Stored data entries:
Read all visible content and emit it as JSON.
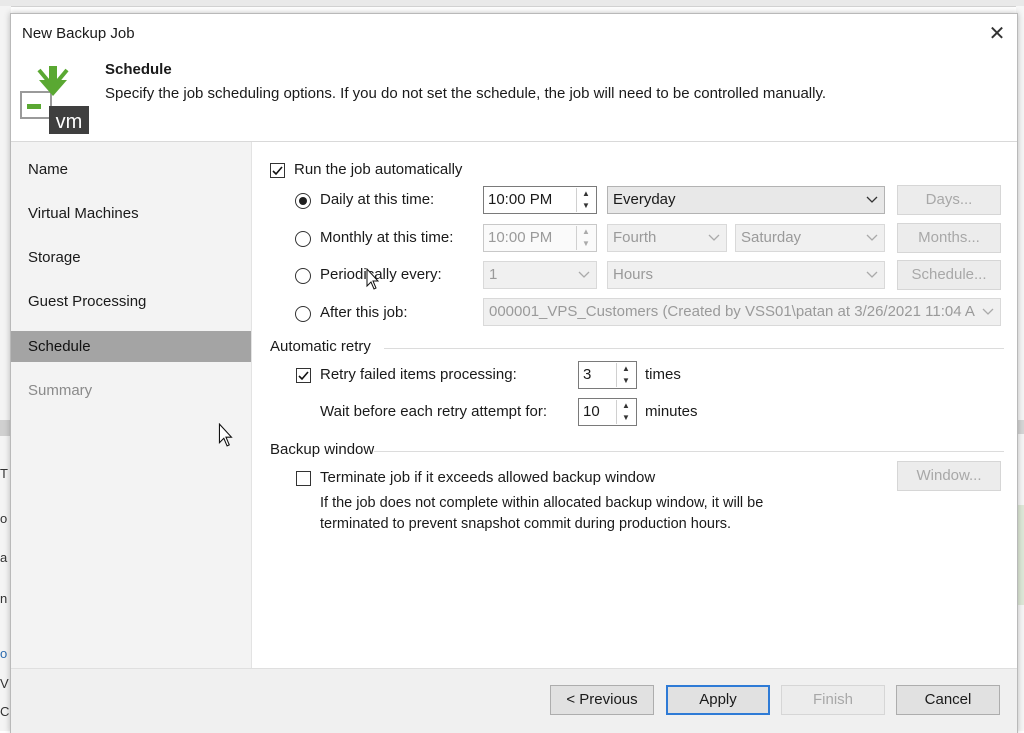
{
  "window": {
    "title": "New Backup Job",
    "close_glyph": "✕"
  },
  "header": {
    "title": "Schedule",
    "description": "Specify the job scheduling options. If you do not set the schedule, the job will need to be controlled manually.",
    "icon": "vm-backup-icon",
    "icon_text": "vm"
  },
  "nav": {
    "items": [
      {
        "label": "Name",
        "state": "normal"
      },
      {
        "label": "Virtual Machines",
        "state": "normal"
      },
      {
        "label": "Storage",
        "state": "normal"
      },
      {
        "label": "Guest Processing",
        "state": "normal"
      },
      {
        "label": "Schedule",
        "state": "active"
      },
      {
        "label": "Summary",
        "state": "disabled"
      }
    ]
  },
  "schedule": {
    "run_automatically": {
      "label": "Run the job automatically",
      "checked": true
    },
    "daily": {
      "label": "Daily at this time:",
      "selected": true,
      "time": "10:00 PM",
      "frequency": "Everyday",
      "button": "Days..."
    },
    "monthly": {
      "label": "Monthly at this time:",
      "selected": false,
      "time": "10:00 PM",
      "week": "Fourth",
      "day": "Saturday",
      "button": "Months..."
    },
    "periodically": {
      "label": "Periodically every:",
      "selected": false,
      "value": "1",
      "unit": "Hours",
      "button": "Schedule..."
    },
    "after_job": {
      "label": "After this job:",
      "selected": false,
      "job": "000001_VPS_Customers (Created by VSS01\\patan at 3/26/2021 11:04 A"
    }
  },
  "automatic_retry": {
    "group_label": "Automatic retry",
    "retry": {
      "label": "Retry failed items processing:",
      "checked": true,
      "value": "3",
      "unit": "times"
    },
    "wait": {
      "label": "Wait before each retry attempt for:",
      "value": "10",
      "unit": "minutes"
    }
  },
  "backup_window": {
    "group_label": "Backup window",
    "terminate": {
      "label": "Terminate job if it exceeds allowed backup window",
      "checked": false
    },
    "note_line1": "If the job does not complete within allocated backup window, it will be",
    "note_line2": "terminated to prevent snapshot commit during production hours.",
    "button": "Window..."
  },
  "footer": {
    "previous": "< Previous",
    "apply": "Apply",
    "finish": "Finish",
    "cancel": "Cancel"
  },
  "background_fragments": [
    "T",
    "o",
    "a",
    "n",
    "o",
    "V",
    "C"
  ],
  "colors": {
    "accent": "#2f7bd6",
    "icon_green": "#5aa832",
    "nav_active": "#a4a4a4"
  }
}
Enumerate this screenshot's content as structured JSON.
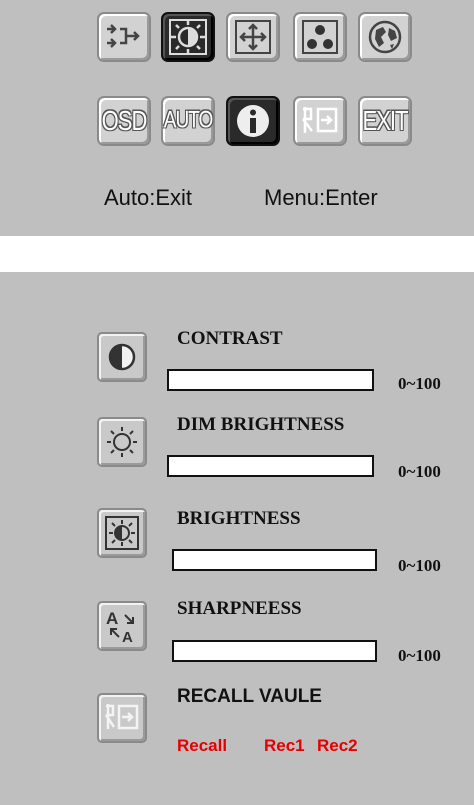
{
  "main_menu": {
    "row1": [
      {
        "icon": "input-select-icon",
        "selected": false
      },
      {
        "icon": "brightness-icon",
        "selected": true
      },
      {
        "icon": "position-icon",
        "selected": false
      },
      {
        "icon": "color-icon",
        "selected": false
      },
      {
        "icon": "globe-icon",
        "selected": false
      }
    ],
    "row2": [
      {
        "icon": "osd-icon",
        "label": "OSD",
        "selected": false
      },
      {
        "icon": "auto-icon",
        "label": "AUTO",
        "selected": false
      },
      {
        "icon": "info-icon",
        "selected": true
      },
      {
        "icon": "recall-icon",
        "selected": false
      },
      {
        "icon": "exit-icon",
        "label": "EXIT",
        "selected": false
      }
    ],
    "hint_auto": "Auto:Exit",
    "hint_menu": "Menu:Enter"
  },
  "submenu": {
    "contrast": {
      "label": "CONTRAST",
      "range": "0~100",
      "icon": "contrast-icon",
      "level": 0
    },
    "dim_brightness": {
      "label": "DIM  BRIGHTNESS",
      "range": "0~100",
      "icon": "sun-icon",
      "level": 0
    },
    "brightness": {
      "label": "BRIGHTNESS",
      "range": "0~100",
      "icon": "brightness-icon",
      "level": 0
    },
    "sharpness": {
      "label": "SHARPNEESS",
      "range": "0~100",
      "icon": "sharpness-icon",
      "level": 0
    },
    "recall": {
      "label": "RECALL VAULE",
      "icon": "recall-icon",
      "options": [
        "Recall",
        "Rec1",
        "Rec2"
      ]
    }
  },
  "colors": {
    "panel": "#bfbfbf",
    "selected_icon": "#2a2a2a",
    "recall_options": "#e60000"
  }
}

- [Work required]: Restate the whole listing above exactly, except for its images.

- [Written solution]:
Read all visible content and emit it as JSON.
{
  "window": {
    "title": "New Backup Job",
    "close_glyph": "✕"
  },
  "header": {
    "title": "Schedule",
    "description": "Specify the job scheduling options. If you do not set the schedule, the job will need to be controlled manually.",
    "icon": "vm-backup-icon",
    "icon_text": "vm"
  },
  "nav": {
    "items": [
      {
        "label": "Name",
        "state": "normal"
      },
      {
        "label": "Virtual Machines",
        "state": "normal"
      },
      {
        "label": "Storage",
        "state": "normal"
      },
      {
        "label": "Guest Processing",
        "state": "normal"
      },
      {
        "label": "Schedule",
        "state": "active"
      },
      {
        "label": "Summary",
        "state": "disabled"
      }
    ]
  },
  "schedule": {
    "run_automatically": {
      "label": "Run the job automatically",
      "checked": true
    },
    "daily": {
      "label": "Daily at this time:",
      "selected": true,
      "time": "10:00 PM",
      "frequency": "Everyday",
      "button": "Days..."
    },
    "monthly": {
      "label": "Monthly at this time:",
      "selected": false,
      "time": "10:00 PM",
      "week": "Fourth",
      "day": "Saturday",
      "button": "Months..."
    },
    "periodically": {
      "label": "Periodically every:",
      "selected": false,
      "value": "1",
      "unit": "Hours",
      "button": "Schedule..."
    },
    "after_job": {
      "label": "After this job:",
      "selected": false,
      "job": "000001_VPS_Customers (Created by VSS01\\patan at 3/26/2021 11:04 A"
    }
  },
  "automatic_retry": {
    "group_label": "Automatic retry",
    "retry": {
      "label": "Retry failed items processing:",
      "checked": true,
      "value": "3",
      "unit": "times"
    },
    "wait": {
      "label": "Wait before each retry attempt for:",
      "value": "10",
      "unit": "minutes"
    }
  },
  "backup_window": {
    "group_label": "Backup window",
    "terminate": {
      "label": "Terminate job if it exceeds allowed backup window",
      "checked": false
    },
    "note_line1": "If the job does not complete within allocated backup window, it will be",
    "note_line2": "terminated to prevent snapshot commit during production hours.",
    "button": "Window..."
  },
  "footer": {
    "previous": "< Previous",
    "apply": "Apply",
    "finish": "Finish",
    "cancel": "Cancel"
  },
  "background_fragments": [
    "T",
    "o",
    "a",
    "n",
    "o",
    "V",
    "C"
  ],
  "colors": {
    "accent": "#2f7bd6",
    "icon_green": "#5aa832",
    "nav_active": "#a4a4a4"
  }
}
Enumerate this screenshot's content as structured JSON.
{
  "main_menu": {
    "row1": [
      {
        "icon": "input-select-icon",
        "selected": false
      },
      {
        "icon": "brightness-icon",
        "selected": true
      },
      {
        "icon": "position-icon",
        "selected": false
      },
      {
        "icon": "color-icon",
        "selected": false
      },
      {
        "icon": "globe-icon",
        "selected": false
      }
    ],
    "row2": [
      {
        "icon": "osd-icon",
        "label": "OSD",
        "selected": false
      },
      {
        "icon": "auto-icon",
        "label": "AUTO",
        "selected": false
      },
      {
        "icon": "info-icon",
        "selected": true
      },
      {
        "icon": "recall-icon",
        "selected": false
      },
      {
        "icon": "exit-icon",
        "label": "EXIT",
        "selected": false
      }
    ],
    "hint_auto": "Auto:Exit",
    "hint_menu": "Menu:Enter"
  },
  "submenu": {
    "contrast": {
      "label": "CONTRAST",
      "range": "0~100",
      "icon": "contrast-icon",
      "level": 0
    },
    "dim_brightness": {
      "label": "DIM  BRIGHTNESS",
      "range": "0~100",
      "icon": "sun-icon",
      "level": 0
    },
    "brightness": {
      "label": "BRIGHTNESS",
      "range": "0~100",
      "icon": "brightness-icon",
      "level": 0
    },
    "sharpness": {
      "label": "SHARPNEESS",
      "range": "0~100",
      "icon": "sharpness-icon",
      "level": 0
    },
    "recall": {
      "label": "RECALL VAULE",
      "icon": "recall-icon",
      "options": [
        "Recall",
        "Rec1",
        "Rec2"
      ]
    }
  },
  "colors": {
    "panel": "#bfbfbf",
    "selected_icon": "#2a2a2a",
    "recall_options": "#e60000"
  }
}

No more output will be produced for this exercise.